_Description of the task_. Your task is to write out the complete listing exactly as it is shown.
+ + + +
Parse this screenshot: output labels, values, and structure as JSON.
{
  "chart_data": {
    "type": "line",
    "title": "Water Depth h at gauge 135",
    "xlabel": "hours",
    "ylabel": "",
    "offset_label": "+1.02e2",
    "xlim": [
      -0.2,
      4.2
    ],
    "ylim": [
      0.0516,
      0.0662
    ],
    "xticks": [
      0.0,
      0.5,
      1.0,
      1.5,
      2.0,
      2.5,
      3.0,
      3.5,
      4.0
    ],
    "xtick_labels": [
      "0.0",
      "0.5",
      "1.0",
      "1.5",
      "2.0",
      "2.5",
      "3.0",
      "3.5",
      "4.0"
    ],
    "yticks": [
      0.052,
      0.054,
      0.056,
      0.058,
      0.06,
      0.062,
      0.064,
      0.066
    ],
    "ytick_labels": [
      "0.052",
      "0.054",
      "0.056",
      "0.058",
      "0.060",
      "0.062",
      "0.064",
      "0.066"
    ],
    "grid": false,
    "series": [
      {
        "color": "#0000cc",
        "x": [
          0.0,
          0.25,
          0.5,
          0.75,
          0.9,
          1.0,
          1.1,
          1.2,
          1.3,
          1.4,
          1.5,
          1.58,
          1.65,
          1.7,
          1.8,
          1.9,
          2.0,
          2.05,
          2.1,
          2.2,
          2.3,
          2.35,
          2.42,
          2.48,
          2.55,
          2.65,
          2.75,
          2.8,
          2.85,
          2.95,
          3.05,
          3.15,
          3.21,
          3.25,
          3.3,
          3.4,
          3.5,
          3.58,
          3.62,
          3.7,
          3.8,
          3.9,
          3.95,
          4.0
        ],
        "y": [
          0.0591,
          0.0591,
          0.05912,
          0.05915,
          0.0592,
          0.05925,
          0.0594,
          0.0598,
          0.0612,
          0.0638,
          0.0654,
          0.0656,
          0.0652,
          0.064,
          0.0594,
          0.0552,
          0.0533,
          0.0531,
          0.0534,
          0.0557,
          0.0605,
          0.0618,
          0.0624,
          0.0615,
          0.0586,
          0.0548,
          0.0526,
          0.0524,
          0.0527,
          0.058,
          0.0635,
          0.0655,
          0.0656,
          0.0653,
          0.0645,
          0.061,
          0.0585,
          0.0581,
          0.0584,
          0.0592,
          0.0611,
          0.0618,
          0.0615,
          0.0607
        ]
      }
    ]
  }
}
+ + + +
_Completed task_.
Parse this screenshot: output labels, values, and structure as JSON.
{
  "chart_data": {
    "type": "line",
    "title": "Water Depth h at gauge 135",
    "xlabel": "hours",
    "ylabel": "",
    "offset_label": "+1.02e2",
    "xlim": [
      -0.2,
      4.2
    ],
    "ylim": [
      0.0516,
      0.0662
    ],
    "xticks": [
      0.0,
      0.5,
      1.0,
      1.5,
      2.0,
      2.5,
      3.0,
      3.5,
      4.0
    ],
    "xtick_labels": [
      "0.0",
      "0.5",
      "1.0",
      "1.5",
      "2.0",
      "2.5",
      "3.0",
      "3.5",
      "4.0"
    ],
    "yticks": [
      0.052,
      0.054,
      0.056,
      0.058,
      0.06,
      0.062,
      0.064,
      0.066
    ],
    "ytick_labels": [
      "0.052",
      "0.054",
      "0.056",
      "0.058",
      "0.060",
      "0.062",
      "0.064",
      "0.066"
    ],
    "grid": false,
    "series": [
      {
        "color": "#0000cc",
        "x": [
          0.0,
          0.25,
          0.5,
          0.75,
          0.9,
          1.0,
          1.1,
          1.2,
          1.3,
          1.4,
          1.5,
          1.58,
          1.65,
          1.7,
          1.8,
          1.9,
          2.0,
          2.05,
          2.1,
          2.2,
          2.3,
          2.35,
          2.42,
          2.48,
          2.55,
          2.65,
          2.75,
          2.8,
          2.85,
          2.95,
          3.05,
          3.15,
          3.21,
          3.25,
          3.3,
          3.4,
          3.5,
          3.58,
          3.62,
          3.7,
          3.8,
          3.9,
          3.95,
          4.0
        ],
        "y": [
          0.0591,
          0.0591,
          0.05912,
          0.05915,
          0.0592,
          0.05925,
          0.0594,
          0.0598,
          0.0612,
          0.0638,
          0.0654,
          0.0656,
          0.0652,
          0.064,
          0.0594,
          0.0552,
          0.0533,
          0.0531,
          0.0534,
          0.0557,
          0.0605,
          0.0618,
          0.0624,
          0.0615,
          0.0586,
          0.0548,
          0.0526,
          0.0524,
          0.0527,
          0.058,
          0.0635,
          0.0655,
          0.0656,
          0.0653,
          0.0645,
          0.061,
          0.0585,
          0.0581,
          0.0584,
          0.0592,
          0.0611,
          0.0618,
          0.0615,
          0.0607
        ]
      }
    ]
  }
}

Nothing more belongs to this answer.